• [Excerpted text]:
# # # # # # #

Jewish World Review April 3, 2013/ 22 Nissan, 5773

Can the GOP Dig Out of Its Hole?

By Roger Simon




http://www.JewishWorldReview.com | There are two Rules of Holes in politics.

The first rule is well known: "When you find yourself in a hole, stop digging."

The second rule is less well known: "When you stop digging, you are still in a hole."

The Republican Party is now struggling with both rules when it comes to immigration.

The GOP would not even be considering immigration reform this year if the election of 2012 had not been so psychologically shattering to it.

Mitt Romney's loss has sent the party reeling. You could come up with many reasons for the loss — a weak candidate chosen from a weak field, Romney's "47 percent" gaffe (which was not really a gaffe, but what he truly believed) and a second-rate get-out-the-vote effort are at the top of my list.

But Romney found his own scapegoat: minorities. As Romney told fundraisers and donors shortly after Election Day 2012, Barack Obama had followed the "old playbook" of seeking votes from specific interest groups "especially the African-American community, the Hispanic community and young people."

In each case, Romney said, the Obama people "were very generous in what they gave to those groups."

Obama, in Romney's view, had won re-election by political bribery, pure and simple.

So maybe the Republicans could try some bribery of their own. Not with African-Americans. That would never work. And the young looked almost as unreachable.

# # # # # # #

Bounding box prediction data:

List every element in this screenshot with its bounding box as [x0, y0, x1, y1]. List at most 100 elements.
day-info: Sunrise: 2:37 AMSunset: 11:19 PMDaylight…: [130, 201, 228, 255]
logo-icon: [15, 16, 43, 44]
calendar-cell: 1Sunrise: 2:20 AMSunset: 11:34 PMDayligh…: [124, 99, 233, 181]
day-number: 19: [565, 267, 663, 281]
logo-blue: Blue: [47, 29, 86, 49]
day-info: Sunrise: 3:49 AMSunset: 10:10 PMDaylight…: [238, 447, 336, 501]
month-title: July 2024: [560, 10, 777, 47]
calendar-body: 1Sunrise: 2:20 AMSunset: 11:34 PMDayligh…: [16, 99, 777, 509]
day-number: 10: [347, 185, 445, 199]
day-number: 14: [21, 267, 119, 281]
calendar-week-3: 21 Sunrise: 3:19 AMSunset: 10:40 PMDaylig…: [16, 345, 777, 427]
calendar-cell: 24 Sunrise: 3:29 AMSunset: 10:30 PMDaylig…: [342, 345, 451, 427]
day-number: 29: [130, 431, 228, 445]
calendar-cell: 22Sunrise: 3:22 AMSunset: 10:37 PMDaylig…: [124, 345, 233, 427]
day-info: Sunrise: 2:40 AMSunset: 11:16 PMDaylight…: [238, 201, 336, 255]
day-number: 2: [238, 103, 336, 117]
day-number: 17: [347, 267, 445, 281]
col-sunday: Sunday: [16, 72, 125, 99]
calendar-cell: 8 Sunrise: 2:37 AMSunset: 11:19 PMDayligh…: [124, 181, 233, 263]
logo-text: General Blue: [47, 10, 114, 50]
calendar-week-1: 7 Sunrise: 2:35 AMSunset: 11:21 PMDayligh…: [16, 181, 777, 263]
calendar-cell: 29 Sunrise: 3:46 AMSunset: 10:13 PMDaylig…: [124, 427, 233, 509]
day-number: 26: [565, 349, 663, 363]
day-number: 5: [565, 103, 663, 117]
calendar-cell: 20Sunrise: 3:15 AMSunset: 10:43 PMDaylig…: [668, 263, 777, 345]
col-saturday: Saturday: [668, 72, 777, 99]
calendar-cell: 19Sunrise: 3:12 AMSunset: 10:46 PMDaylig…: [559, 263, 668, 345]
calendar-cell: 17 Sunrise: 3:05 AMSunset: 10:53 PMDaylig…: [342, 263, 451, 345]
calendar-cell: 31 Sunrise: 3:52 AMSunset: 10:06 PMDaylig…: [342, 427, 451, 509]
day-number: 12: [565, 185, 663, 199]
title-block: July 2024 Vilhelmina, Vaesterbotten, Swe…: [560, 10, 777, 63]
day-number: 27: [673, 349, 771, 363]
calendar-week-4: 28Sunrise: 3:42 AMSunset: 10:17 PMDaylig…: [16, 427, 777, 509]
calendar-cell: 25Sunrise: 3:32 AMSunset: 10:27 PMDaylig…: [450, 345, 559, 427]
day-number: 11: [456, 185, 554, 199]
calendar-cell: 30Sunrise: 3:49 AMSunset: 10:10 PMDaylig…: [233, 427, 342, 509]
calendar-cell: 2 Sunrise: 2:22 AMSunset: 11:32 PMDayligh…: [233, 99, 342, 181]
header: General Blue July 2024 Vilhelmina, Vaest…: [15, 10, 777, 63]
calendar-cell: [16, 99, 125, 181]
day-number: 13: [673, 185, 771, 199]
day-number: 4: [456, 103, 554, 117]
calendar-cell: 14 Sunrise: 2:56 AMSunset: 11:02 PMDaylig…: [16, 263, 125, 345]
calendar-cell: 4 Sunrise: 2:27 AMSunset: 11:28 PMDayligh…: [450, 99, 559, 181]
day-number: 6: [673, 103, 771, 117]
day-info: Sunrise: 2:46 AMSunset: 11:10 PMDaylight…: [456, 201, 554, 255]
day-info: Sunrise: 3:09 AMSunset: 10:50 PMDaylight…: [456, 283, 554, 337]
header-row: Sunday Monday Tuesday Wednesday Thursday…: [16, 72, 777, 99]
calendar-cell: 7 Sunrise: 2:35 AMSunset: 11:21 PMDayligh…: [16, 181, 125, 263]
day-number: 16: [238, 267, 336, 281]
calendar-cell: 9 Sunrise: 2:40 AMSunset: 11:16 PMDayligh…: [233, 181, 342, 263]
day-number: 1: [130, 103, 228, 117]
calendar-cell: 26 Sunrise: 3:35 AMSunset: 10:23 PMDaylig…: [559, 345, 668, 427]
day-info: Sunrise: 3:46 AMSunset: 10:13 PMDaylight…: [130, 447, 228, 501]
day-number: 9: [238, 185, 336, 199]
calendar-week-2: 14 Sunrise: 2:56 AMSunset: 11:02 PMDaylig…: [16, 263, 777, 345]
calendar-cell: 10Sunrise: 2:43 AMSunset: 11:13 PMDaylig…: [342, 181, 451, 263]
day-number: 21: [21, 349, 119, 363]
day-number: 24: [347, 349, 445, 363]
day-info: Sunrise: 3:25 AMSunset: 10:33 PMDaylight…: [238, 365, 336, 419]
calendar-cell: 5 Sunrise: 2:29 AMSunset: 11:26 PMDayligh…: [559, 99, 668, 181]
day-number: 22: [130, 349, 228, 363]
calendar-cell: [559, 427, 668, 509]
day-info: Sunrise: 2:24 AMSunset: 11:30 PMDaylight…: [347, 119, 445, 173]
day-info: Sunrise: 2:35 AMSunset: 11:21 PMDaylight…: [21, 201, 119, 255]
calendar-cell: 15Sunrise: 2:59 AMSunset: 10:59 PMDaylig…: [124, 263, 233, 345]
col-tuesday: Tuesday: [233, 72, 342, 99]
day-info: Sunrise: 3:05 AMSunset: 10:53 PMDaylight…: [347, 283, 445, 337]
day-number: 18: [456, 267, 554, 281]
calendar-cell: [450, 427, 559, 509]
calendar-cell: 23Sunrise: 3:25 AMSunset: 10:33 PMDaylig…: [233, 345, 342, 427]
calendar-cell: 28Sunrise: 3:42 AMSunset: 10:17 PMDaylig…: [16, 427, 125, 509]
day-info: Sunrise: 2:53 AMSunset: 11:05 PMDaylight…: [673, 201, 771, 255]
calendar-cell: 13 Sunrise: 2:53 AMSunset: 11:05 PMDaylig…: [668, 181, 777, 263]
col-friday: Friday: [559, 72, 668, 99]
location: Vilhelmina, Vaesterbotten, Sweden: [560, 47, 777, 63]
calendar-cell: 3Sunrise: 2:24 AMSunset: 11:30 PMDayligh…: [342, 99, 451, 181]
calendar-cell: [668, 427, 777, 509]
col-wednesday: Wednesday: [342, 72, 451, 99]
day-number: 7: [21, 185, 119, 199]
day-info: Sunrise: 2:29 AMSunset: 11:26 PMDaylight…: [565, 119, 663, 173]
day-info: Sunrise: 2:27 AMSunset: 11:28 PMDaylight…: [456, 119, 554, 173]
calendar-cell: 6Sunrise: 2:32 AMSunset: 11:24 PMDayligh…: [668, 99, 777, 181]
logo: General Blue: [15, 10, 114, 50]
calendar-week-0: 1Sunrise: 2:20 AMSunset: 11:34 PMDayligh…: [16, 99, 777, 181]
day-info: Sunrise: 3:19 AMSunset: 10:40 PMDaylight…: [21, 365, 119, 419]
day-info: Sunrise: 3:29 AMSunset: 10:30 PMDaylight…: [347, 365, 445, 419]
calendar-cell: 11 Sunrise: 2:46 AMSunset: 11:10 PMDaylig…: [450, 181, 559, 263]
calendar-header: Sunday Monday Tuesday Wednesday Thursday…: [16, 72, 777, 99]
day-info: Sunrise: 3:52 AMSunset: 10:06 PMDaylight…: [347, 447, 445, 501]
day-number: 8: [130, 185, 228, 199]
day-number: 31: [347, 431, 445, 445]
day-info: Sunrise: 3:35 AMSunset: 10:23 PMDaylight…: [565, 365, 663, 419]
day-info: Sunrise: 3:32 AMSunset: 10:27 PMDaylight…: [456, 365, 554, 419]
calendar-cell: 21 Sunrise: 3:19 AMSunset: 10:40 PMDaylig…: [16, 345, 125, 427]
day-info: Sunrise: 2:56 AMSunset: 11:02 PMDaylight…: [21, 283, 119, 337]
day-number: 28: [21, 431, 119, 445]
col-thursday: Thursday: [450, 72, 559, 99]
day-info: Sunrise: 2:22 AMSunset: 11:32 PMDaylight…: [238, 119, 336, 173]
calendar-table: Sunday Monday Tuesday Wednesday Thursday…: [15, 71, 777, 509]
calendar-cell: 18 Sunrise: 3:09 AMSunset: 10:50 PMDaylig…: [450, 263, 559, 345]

# # # # # # #

• [Required work]:
A: In the column on the Republican Party and immigration, reproduce the passage that begins at the words "Jewish World Review" and stops after the words "Holes in politics.".
B: Please carry on the column on the Republican Party and immigration, picking up after its final sentence.

• [Results for the exercise]:
A:
Jewish World Review April 3, 2013/ 22 Nissan, 5773

Can the GOP Dig Out of Its Hole?

By Roger Simon




http://www.JewishWorldReview.com | There are two Rules of Holes in politics.

B:
But Hispanics! They were a prize worth going after. They are the fastest-growing minority group in America, holding 16 percent of the population. Of even greater interest to pols, the number of Hispanics registered to vote has increased by 26 percent in the last four years and numbered 12.2 million in the last election.

Romney got only 27 percent of the Hispanic vote in 2012, compared with John McCain's 31 percent in 2008 and George W. Bush's 44 percent in 2004. So clearly, the Republicans had to stop digging the hole.

And the way to do it was comprehensive immigration reform. Instead of opposing it, as many Republicans had done in the past, they now would embrace it.

But there is a huge danger. If you grant a pathway to citizenship for the 11 million Hispanics who entered this country illegally, you are probably going to enfranchise millions of new Democratic voters.

So the Republicans want immigration reform, but they want it to take place very, very slowly. This is so Republicans can win over Hispanics on social issues — opposition to abortion and same-sex marriage, for example — a process that could take several years.

That's why Republicans want the pathway to citizenship to be long and bumpy. First, there will be a 10-year probationary period, in which the probationers will have to pay fines and any back taxes, learn English, be fingerprinted and clear criminal background checks. Then they will have to get a green card, after which a person typically has to wait five years before applying for citizenship.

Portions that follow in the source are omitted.